#### [STATED GOAL]
Transcribe every line, keeping it exact.

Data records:

:::::

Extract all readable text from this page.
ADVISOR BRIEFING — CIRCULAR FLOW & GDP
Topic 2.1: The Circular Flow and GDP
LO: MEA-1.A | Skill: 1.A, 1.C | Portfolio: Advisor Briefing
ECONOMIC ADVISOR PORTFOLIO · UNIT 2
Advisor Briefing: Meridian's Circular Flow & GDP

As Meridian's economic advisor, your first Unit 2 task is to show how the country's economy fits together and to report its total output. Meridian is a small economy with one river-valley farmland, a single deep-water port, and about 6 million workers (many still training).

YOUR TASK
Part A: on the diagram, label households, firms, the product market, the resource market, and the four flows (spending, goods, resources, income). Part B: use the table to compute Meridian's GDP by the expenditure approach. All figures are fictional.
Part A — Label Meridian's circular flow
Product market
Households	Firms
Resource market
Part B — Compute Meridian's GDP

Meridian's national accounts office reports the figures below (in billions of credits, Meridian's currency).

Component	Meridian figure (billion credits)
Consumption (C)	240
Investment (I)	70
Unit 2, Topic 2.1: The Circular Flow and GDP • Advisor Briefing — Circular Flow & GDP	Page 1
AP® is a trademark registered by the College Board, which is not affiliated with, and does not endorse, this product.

:::::

#### [COMPLETE RESPONSE]
Extract all readable text from this page.
ADVISOR BRIEFING — CIRCULAR FLOW & GDP
Topic 2.1: The Circular Flow and GDP
LO: MEA-1.A | Skill: 1.A, 1.C | Portfolio: Advisor Briefing
ECONOMIC ADVISOR PORTFOLIO · UNIT 2
Advisor Briefing: Meridian's Circular Flow & GDP

As Meridian's economic advisor, your first Unit 2 task is to show how the country's economy fits together and to report its total output. Meridian is a small economy with one river-valley farmland, a single deep-water port, and about 6 million workers (many still training).

YOUR TASK
Part A: on the diagram, label households, firms, the product market, the resource market, and the four flows (spending, goods, resources, income). Part B: use the table to compute Meridian's GDP by the expenditure approach. All figures are fictional.
Part A — Label Meridian's circular flow
Product market
Households	Firms
Resource market
Part B — Compute Meridian's GDP

Meridian's national accounts office reports the figures below (in billions of credits, Meridian's currency).

Component	Meridian figure (billion credits)
Consumption (C)	240
Investment (I)	70
Unit 2, Topic 2.1: The Circular Flow and GDP • Advisor Briefing — Circular Flow & GDP	Page 1
AP® is a trademark registered by the College Board, which is not affiliated with, and does not endorse, this product.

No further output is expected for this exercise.